Stored dataset items
===

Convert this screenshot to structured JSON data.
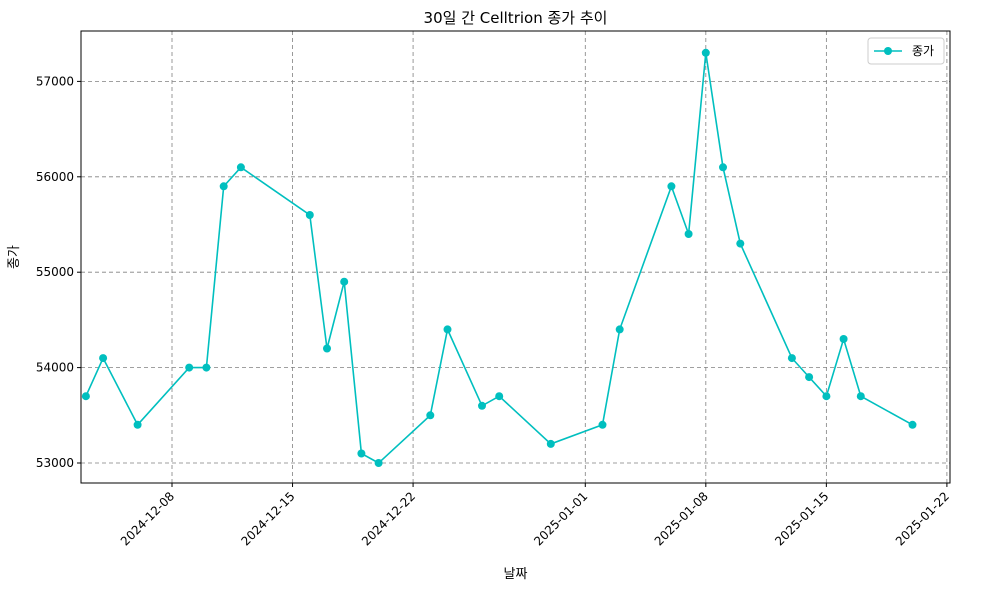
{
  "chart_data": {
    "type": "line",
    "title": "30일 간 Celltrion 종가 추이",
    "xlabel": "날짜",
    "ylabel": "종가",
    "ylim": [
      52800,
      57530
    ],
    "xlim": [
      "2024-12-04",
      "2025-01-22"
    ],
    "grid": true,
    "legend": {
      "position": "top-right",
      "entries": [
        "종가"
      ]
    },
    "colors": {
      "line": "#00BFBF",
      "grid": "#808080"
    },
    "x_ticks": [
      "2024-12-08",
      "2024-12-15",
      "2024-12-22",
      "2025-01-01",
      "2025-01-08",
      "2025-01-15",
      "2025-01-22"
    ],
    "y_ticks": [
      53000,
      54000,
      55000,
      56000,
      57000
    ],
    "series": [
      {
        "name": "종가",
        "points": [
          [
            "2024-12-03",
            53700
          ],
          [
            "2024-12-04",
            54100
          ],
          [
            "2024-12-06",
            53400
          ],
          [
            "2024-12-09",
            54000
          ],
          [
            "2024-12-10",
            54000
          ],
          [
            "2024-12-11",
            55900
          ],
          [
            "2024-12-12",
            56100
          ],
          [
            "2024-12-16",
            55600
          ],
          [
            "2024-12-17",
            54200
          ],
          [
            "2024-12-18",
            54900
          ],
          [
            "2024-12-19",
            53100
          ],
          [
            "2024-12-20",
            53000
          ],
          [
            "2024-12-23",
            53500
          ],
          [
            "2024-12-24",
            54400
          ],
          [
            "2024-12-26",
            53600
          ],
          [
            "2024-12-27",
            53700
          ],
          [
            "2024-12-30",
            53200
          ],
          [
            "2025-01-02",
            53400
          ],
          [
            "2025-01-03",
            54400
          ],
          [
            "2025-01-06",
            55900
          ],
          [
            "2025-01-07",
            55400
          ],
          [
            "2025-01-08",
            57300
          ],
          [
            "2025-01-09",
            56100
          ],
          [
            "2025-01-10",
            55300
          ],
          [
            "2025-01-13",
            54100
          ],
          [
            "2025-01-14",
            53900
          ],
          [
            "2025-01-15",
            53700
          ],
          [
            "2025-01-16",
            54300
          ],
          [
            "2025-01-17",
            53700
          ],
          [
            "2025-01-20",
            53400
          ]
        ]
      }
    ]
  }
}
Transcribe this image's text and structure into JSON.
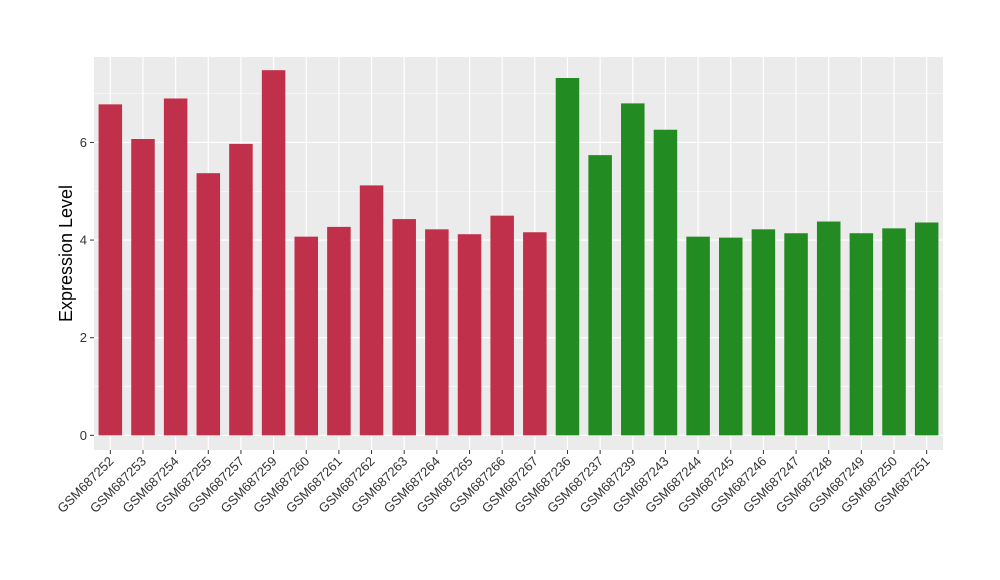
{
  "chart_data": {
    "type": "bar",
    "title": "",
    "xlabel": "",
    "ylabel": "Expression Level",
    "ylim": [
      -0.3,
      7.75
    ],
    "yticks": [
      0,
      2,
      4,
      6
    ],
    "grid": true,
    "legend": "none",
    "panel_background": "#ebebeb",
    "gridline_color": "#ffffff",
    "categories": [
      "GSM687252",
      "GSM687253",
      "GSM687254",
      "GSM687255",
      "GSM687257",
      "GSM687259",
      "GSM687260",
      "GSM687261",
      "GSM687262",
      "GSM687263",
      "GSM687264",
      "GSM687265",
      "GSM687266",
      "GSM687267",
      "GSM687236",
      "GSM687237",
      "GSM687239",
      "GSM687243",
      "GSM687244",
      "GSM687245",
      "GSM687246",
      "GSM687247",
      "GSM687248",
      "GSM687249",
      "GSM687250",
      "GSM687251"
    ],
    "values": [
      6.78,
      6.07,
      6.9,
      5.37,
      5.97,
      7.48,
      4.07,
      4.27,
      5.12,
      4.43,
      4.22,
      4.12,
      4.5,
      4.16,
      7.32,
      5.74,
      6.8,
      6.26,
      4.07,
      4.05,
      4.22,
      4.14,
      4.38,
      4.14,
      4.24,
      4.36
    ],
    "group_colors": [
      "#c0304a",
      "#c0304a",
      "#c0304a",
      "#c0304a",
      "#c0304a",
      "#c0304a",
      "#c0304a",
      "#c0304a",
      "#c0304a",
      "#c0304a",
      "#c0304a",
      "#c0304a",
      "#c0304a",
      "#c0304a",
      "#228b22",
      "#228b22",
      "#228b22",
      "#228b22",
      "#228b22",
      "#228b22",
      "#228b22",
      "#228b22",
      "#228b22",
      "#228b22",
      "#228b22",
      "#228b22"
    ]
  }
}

===

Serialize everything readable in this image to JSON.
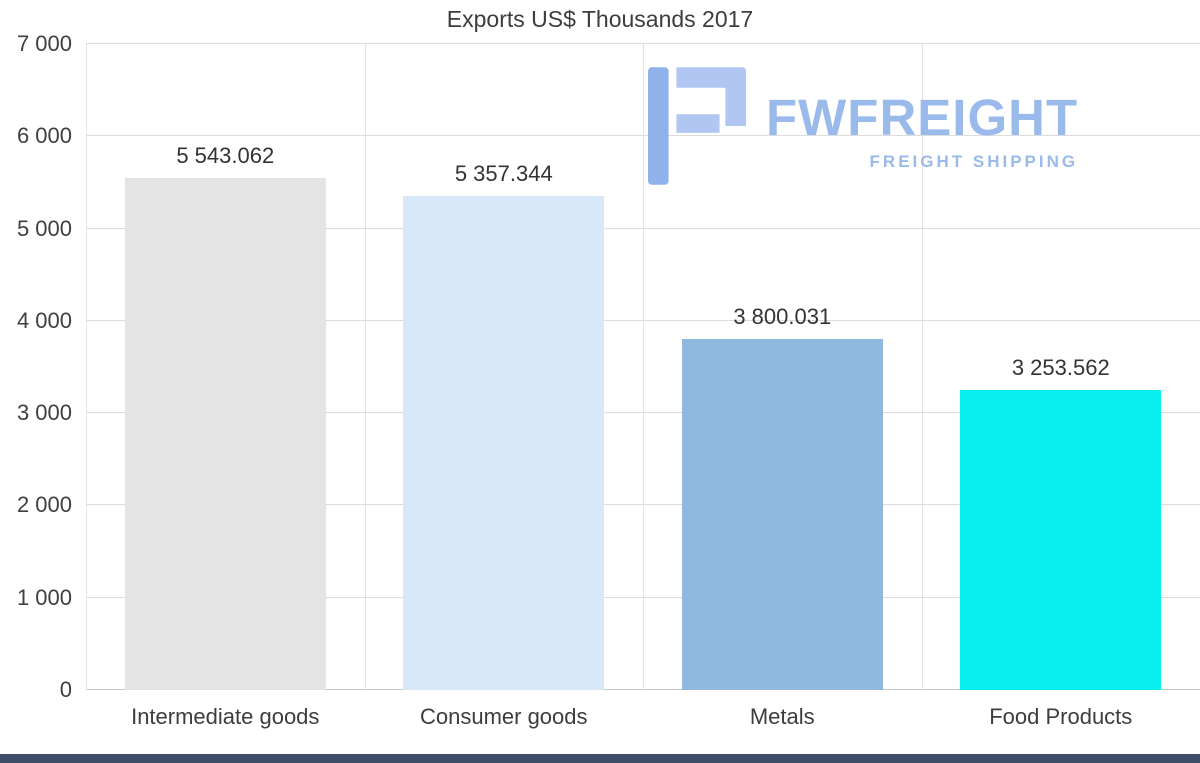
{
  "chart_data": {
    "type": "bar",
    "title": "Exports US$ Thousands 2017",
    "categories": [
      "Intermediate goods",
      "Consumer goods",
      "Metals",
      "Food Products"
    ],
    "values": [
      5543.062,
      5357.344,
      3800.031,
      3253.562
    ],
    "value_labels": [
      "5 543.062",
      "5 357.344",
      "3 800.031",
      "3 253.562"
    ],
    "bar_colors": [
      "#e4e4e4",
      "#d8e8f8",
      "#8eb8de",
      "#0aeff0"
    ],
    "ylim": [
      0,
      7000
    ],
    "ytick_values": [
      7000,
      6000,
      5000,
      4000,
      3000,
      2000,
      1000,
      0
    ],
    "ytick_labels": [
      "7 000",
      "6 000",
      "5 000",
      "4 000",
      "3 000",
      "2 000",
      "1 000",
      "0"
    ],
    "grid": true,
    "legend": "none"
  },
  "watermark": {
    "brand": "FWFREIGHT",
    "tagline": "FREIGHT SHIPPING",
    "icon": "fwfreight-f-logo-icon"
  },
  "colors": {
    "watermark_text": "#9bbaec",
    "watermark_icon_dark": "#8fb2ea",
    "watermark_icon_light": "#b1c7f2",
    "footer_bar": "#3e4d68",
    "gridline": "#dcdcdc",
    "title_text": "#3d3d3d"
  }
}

===

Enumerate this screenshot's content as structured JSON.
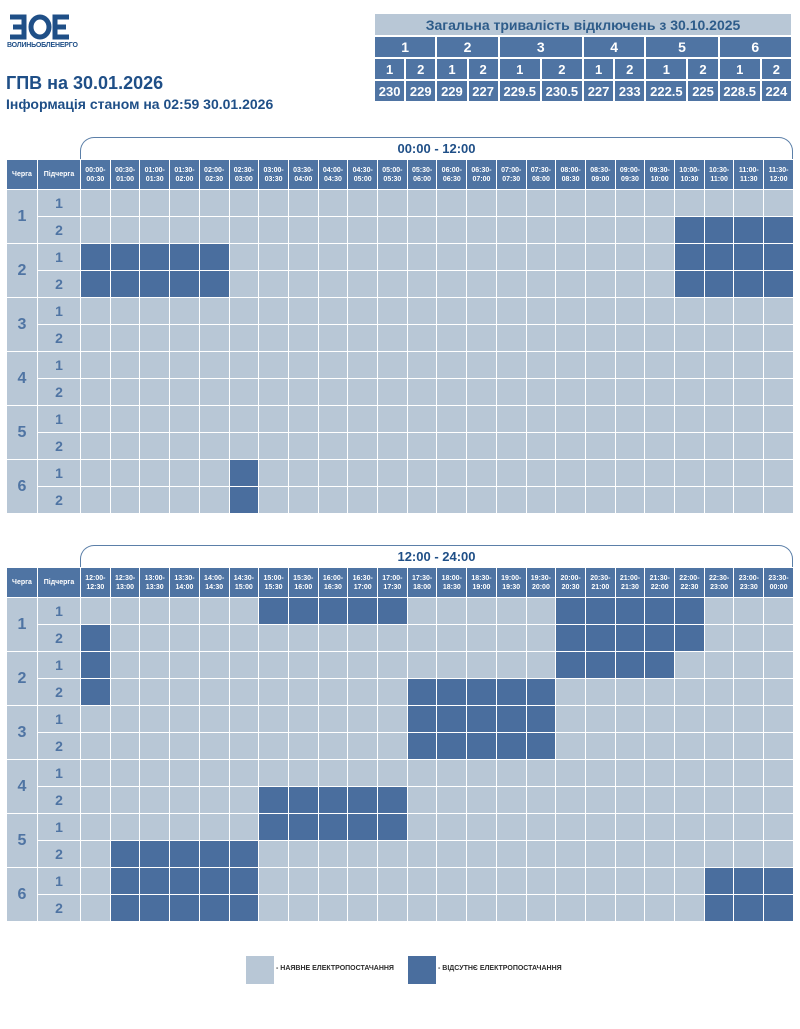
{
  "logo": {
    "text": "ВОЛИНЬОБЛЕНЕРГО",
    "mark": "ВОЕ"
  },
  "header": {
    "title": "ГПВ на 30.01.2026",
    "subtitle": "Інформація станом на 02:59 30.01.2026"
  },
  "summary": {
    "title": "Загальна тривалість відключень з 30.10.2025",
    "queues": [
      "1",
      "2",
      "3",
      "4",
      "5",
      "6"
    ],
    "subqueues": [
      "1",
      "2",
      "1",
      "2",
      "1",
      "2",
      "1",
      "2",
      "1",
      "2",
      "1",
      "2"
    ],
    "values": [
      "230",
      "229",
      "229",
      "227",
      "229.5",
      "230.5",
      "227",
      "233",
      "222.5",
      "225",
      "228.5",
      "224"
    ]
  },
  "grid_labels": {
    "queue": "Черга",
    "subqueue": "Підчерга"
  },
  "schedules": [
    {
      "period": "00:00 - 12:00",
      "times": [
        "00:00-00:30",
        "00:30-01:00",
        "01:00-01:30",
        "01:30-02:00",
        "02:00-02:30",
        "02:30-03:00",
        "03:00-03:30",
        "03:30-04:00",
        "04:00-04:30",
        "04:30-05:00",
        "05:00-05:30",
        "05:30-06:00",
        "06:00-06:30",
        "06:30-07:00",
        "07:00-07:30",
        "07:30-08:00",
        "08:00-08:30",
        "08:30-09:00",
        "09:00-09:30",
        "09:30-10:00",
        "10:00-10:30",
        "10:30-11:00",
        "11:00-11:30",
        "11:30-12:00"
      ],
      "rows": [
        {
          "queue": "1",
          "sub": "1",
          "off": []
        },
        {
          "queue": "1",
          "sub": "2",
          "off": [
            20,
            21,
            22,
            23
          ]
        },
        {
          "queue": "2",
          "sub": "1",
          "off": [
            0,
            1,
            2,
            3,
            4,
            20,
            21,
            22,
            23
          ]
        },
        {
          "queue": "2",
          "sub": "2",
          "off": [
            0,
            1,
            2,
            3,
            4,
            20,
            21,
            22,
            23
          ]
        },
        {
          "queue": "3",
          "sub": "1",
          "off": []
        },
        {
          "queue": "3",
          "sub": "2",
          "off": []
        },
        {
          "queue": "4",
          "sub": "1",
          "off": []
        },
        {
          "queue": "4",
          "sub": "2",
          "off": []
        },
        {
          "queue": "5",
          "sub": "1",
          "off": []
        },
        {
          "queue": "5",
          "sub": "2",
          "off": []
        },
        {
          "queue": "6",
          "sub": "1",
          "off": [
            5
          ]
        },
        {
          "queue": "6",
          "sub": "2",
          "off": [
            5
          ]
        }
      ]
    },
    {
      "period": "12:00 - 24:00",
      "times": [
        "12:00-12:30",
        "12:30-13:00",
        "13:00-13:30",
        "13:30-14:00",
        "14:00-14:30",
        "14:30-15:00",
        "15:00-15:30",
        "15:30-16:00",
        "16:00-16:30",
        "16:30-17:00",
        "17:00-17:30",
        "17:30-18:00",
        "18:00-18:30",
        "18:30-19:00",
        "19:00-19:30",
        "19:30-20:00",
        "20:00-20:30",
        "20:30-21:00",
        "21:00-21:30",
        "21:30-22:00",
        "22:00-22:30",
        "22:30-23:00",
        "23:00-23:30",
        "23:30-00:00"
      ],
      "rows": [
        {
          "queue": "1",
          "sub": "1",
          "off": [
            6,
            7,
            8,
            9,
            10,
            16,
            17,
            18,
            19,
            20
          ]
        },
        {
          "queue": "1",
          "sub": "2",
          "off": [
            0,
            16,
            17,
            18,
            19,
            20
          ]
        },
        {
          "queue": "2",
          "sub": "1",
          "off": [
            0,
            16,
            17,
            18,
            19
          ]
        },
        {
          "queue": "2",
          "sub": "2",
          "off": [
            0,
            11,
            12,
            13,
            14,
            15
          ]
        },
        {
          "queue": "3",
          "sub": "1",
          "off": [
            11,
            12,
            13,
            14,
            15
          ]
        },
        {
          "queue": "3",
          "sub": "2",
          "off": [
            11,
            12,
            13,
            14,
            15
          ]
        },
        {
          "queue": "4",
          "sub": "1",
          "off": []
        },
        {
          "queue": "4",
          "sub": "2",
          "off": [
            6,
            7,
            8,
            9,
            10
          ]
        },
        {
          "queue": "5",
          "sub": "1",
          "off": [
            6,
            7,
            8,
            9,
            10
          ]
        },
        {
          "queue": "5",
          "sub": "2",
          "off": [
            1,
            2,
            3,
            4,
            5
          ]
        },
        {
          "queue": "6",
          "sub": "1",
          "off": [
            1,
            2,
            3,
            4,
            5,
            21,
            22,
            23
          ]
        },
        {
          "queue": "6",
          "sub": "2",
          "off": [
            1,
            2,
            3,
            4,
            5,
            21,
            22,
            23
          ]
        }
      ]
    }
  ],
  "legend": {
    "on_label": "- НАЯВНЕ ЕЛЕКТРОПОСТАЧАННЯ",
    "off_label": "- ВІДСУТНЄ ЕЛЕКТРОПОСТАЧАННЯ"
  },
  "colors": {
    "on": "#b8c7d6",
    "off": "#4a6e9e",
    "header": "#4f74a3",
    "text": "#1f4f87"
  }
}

===

◆ **Stated exercise**: Gather up the lines containing the word "this" from these records and copy them.

◆ **Answer**:
Convert this screenshot to structured JSON data.
Transcribe this image's text and structure into JSON.
Serialize everything readable in this image to JSON.
Enumerate this screenshot's content as structured JSON.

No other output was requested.